__WORK INSTRUCTIONS__
All entries should be output exactly as they stand.

__SOURCE MATERIAL__
■ ■ ■ ■
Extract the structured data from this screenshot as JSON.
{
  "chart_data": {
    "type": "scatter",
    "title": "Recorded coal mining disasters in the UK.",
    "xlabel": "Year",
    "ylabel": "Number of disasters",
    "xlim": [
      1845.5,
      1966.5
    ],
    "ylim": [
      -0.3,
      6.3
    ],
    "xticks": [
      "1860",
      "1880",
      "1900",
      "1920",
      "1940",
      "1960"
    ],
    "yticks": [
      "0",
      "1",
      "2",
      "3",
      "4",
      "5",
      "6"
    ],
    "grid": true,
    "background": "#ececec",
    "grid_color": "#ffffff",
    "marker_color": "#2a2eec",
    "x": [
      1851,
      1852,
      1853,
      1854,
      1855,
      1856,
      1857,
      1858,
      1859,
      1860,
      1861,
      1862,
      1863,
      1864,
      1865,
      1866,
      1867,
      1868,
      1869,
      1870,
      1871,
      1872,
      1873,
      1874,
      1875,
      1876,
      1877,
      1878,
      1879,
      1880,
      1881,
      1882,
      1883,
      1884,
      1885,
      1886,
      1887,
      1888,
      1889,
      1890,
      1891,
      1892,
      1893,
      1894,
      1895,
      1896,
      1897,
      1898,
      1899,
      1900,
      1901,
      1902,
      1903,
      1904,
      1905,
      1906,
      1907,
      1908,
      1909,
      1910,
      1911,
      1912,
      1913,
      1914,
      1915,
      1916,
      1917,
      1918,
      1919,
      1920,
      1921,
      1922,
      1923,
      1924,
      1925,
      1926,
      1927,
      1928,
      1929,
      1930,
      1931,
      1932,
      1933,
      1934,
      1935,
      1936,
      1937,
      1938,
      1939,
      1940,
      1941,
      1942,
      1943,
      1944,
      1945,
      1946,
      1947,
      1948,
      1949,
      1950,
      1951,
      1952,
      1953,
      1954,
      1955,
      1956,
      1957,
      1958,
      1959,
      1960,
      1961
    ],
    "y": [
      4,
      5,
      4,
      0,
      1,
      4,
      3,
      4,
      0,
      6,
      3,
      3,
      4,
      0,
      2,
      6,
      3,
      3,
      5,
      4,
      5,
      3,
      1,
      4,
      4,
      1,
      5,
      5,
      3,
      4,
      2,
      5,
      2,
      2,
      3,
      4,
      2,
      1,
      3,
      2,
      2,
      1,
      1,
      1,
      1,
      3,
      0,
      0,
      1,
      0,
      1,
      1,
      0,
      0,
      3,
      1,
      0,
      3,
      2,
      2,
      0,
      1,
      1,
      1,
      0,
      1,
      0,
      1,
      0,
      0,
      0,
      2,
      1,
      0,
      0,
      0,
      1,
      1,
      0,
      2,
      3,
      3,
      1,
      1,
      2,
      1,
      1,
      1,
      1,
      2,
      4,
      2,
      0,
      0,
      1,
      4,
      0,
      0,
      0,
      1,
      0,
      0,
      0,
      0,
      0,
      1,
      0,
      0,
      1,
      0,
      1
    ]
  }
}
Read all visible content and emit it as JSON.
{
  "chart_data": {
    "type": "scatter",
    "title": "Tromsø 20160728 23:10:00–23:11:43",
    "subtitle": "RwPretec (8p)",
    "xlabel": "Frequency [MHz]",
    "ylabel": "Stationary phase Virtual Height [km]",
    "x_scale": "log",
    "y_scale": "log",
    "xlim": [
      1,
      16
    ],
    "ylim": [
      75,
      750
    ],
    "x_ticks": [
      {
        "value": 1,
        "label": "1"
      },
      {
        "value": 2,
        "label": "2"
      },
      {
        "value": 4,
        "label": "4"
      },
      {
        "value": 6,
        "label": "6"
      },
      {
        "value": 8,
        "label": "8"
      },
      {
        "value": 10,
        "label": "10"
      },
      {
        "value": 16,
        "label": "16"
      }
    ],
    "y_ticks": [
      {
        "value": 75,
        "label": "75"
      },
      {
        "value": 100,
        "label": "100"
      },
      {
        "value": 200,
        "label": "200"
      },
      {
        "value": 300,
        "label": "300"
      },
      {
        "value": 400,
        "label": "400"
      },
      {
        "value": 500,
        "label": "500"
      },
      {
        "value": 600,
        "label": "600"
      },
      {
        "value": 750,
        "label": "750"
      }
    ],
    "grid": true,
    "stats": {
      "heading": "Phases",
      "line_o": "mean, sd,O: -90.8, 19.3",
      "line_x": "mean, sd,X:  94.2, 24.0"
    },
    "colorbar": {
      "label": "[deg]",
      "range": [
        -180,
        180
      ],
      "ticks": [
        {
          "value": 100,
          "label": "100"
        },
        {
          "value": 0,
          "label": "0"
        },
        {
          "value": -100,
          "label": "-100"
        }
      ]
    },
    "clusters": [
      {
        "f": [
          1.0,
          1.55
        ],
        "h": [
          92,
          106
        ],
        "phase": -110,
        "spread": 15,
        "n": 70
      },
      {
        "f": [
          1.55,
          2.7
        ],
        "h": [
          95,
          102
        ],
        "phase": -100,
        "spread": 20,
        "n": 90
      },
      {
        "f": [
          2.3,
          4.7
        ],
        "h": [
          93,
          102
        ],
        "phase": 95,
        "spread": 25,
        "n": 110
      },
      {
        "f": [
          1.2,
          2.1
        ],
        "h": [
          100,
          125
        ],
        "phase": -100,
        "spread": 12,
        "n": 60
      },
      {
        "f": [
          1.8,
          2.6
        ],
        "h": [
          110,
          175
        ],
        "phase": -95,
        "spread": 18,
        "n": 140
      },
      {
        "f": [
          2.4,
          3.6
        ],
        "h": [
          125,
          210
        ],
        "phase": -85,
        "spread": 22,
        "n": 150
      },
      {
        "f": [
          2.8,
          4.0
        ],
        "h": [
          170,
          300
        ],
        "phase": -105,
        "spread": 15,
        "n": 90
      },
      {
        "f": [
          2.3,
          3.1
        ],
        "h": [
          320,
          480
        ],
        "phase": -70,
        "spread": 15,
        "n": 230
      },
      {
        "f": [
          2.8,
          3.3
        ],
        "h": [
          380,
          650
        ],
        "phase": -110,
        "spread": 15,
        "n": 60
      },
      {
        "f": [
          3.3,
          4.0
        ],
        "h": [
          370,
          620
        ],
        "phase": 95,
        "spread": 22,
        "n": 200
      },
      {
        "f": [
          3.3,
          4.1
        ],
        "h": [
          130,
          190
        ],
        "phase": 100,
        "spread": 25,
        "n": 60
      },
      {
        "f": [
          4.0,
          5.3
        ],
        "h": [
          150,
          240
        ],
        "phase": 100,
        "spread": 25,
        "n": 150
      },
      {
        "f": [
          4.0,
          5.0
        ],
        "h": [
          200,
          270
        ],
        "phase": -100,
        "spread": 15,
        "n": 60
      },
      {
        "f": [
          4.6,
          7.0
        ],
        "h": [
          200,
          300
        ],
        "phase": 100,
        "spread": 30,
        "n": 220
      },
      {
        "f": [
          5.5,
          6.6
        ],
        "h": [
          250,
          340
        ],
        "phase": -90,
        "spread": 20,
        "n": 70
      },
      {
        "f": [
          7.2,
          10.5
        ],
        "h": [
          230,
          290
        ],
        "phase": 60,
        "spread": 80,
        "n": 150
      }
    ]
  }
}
■ ■ ■ ■
__REPLY__
Extract the structured data from this screenshot as JSON.
{
  "chart_data": {
    "type": "scatter",
    "title": "Recorded coal mining disasters in the UK.",
    "xlabel": "Year",
    "ylabel": "Number of disasters",
    "xlim": [
      1845.5,
      1966.5
    ],
    "ylim": [
      -0.3,
      6.3
    ],
    "xticks": [
      "1860",
      "1880",
      "1900",
      "1920",
      "1940",
      "1960"
    ],
    "yticks": [
      "0",
      "1",
      "2",
      "3",
      "4",
      "5",
      "6"
    ],
    "grid": true,
    "background": "#ececec",
    "grid_color": "#ffffff",
    "marker_color": "#2a2eec",
    "x": [
      1851,
      1852,
      1853,
      1854,
      1855,
      1856,
      1857,
      1858,
      1859,
      1860,
      1861,
      1862,
      1863,
      1864,
      1865,
      1866,
      1867,
      1868,
      1869,
      1870,
      1871,
      1872,
      1873,
      1874,
      1875,
      1876,
      1877,
      1878,
      1879,
      1880,
      1881,
      1882,
      1883,
      1884,
      1885,
      1886,
      1887,
      1888,
      1889,
      1890,
      1891,
      1892,
      1893,
      1894,
      1895,
      1896,
      1897,
      1898,
      1899,
      1900,
      1901,
      1902,
      1903,
      1904,
      1905,
      1906,
      1907,
      1908,
      1909,
      1910,
      1911,
      1912,
      1913,
      1914,
      1915,
      1916,
      1917,
      1918,
      1919,
      1920,
      1921,
      1922,
      1923,
      1924,
      1925,
      1926,
      1927,
      1928,
      1929,
      1930,
      1931,
      1932,
      1933,
      1934,
      1935,
      1936,
      1937,
      1938,
      1939,
      1940,
      1941,
      1942,
      1943,
      1944,
      1945,
      1946,
      1947,
      1948,
      1949,
      1950,
      1951,
      1952,
      1953,
      1954,
      1955,
      1956,
      1957,
      1958,
      1959,
      1960,
      1961
    ],
    "y": [
      4,
      5,
      4,
      0,
      1,
      4,
      3,
      4,
      0,
      6,
      3,
      3,
      4,
      0,
      2,
      6,
      3,
      3,
      5,
      4,
      5,
      3,
      1,
      4,
      4,
      1,
      5,
      5,
      3,
      4,
      2,
      5,
      2,
      2,
      3,
      4,
      2,
      1,
      3,
      2,
      2,
      1,
      1,
      1,
      1,
      3,
      0,
      0,
      1,
      0,
      1,
      1,
      0,
      0,
      3,
      1,
      0,
      3,
      2,
      2,
      0,
      1,
      1,
      1,
      0,
      1,
      0,
      1,
      0,
      0,
      0,
      2,
      1,
      0,
      0,
      0,
      1,
      1,
      0,
      2,
      3,
      3,
      1,
      1,
      2,
      1,
      1,
      1,
      1,
      2,
      4,
      2,
      0,
      0,
      1,
      4,
      0,
      0,
      0,
      1,
      0,
      0,
      0,
      0,
      0,
      1,
      0,
      0,
      1,
      0,
      1
    ]
  }
}
Read all visible content and emit it as JSON.
{
  "chart_data": {
    "type": "scatter",
    "title": "Tromsø 20160728 23:10:00–23:11:43",
    "subtitle": "RwPretec (8p)",
    "xlabel": "Frequency [MHz]",
    "ylabel": "Stationary phase Virtual Height [km]",
    "x_scale": "log",
    "y_scale": "log",
    "xlim": [
      1,
      16
    ],
    "ylim": [
      75,
      750
    ],
    "x_ticks": [
      {
        "value": 1,
        "label": "1"
      },
      {
        "value": 2,
        "label": "2"
      },
      {
        "value": 4,
        "label": "4"
      },
      {
        "value": 6,
        "label": "6"
      },
      {
        "value": 8,
        "label": "8"
      },
      {
        "value": 10,
        "label": "10"
      },
      {
        "value": 16,
        "label": "16"
      }
    ],
    "y_ticks": [
      {
        "value": 75,
        "label": "75"
      },
      {
        "value": 100,
        "label": "100"
      },
      {
        "value": 200,
        "label": "200"
      },
      {
        "value": 300,
        "label": "300"
      },
      {
        "value": 400,
        "label": "400"
      },
      {
        "value": 500,
        "label": "500"
      },
      {
        "value": 600,
        "label": "600"
      },
      {
        "value": 750,
        "label": "750"
      }
    ],
    "grid": true,
    "stats": {
      "heading": "Phases",
      "line_o": "mean, sd,O: -90.8, 19.3",
      "line_x": "mean, sd,X:  94.2, 24.0"
    },
    "colorbar": {
      "label": "[deg]",
      "range": [
        -180,
        180
      ],
      "ticks": [
        {
          "value": 100,
          "label": "100"
        },
        {
          "value": 0,
          "label": "0"
        },
        {
          "value": -100,
          "label": "-100"
        }
      ]
    },
    "clusters": [
      {
        "f": [
          1.0,
          1.55
        ],
        "h": [
          92,
          106
        ],
        "phase": -110,
        "spread": 15,
        "n": 70
      },
      {
        "f": [
          1.55,
          2.7
        ],
        "h": [
          95,
          102
        ],
        "phase": -100,
        "spread": 20,
        "n": 90
      },
      {
        "f": [
          2.3,
          4.7
        ],
        "h": [
          93,
          102
        ],
        "phase": 95,
        "spread": 25,
        "n": 110
      },
      {
        "f": [
          1.2,
          2.1
        ],
        "h": [
          100,
          125
        ],
        "phase": -100,
        "spread": 12,
        "n": 60
      },
      {
        "f": [
          1.8,
          2.6
        ],
        "h": [
          110,
          175
        ],
        "phase": -95,
        "spread": 18,
        "n": 140
      },
      {
        "f": [
          2.4,
          3.6
        ],
        "h": [
          125,
          210
        ],
        "phase": -85,
        "spread": 22,
        "n": 150
      },
      {
        "f": [
          2.8,
          4.0
        ],
        "h": [
          170,
          300
        ],
        "phase": -105,
        "spread": 15,
        "n": 90
      },
      {
        "f": [
          2.3,
          3.1
        ],
        "h": [
          320,
          480
        ],
        "phase": -70,
        "spread": 15,
        "n": 230
      },
      {
        "f": [
          2.8,
          3.3
        ],
        "h": [
          380,
          650
        ],
        "phase": -110,
        "spread": 15,
        "n": 60
      },
      {
        "f": [
          3.3,
          4.0
        ],
        "h": [
          370,
          620
        ],
        "phase": 95,
        "spread": 22,
        "n": 200
      },
      {
        "f": [
          3.3,
          4.1
        ],
        "h": [
          130,
          190
        ],
        "phase": 100,
        "spread": 25,
        "n": 60
      },
      {
        "f": [
          4.0,
          5.3
        ],
        "h": [
          150,
          240
        ],
        "phase": 100,
        "spread": 25,
        "n": 150
      },
      {
        "f": [
          4.0,
          5.0
        ],
        "h": [
          200,
          270
        ],
        "phase": -100,
        "spread": 15,
        "n": 60
      },
      {
        "f": [
          4.6,
          7.0
        ],
        "h": [
          200,
          300
        ],
        "phase": 100,
        "spread": 30,
        "n": 220
      },
      {
        "f": [
          5.5,
          6.6
        ],
        "h": [
          250,
          340
        ],
        "phase": -90,
        "spread": 20,
        "n": 70
      },
      {
        "f": [
          7.2,
          10.5
        ],
        "h": [
          230,
          290
        ],
        "phase": 60,
        "spread": 80,
        "n": 150
      }
    ]
  }
}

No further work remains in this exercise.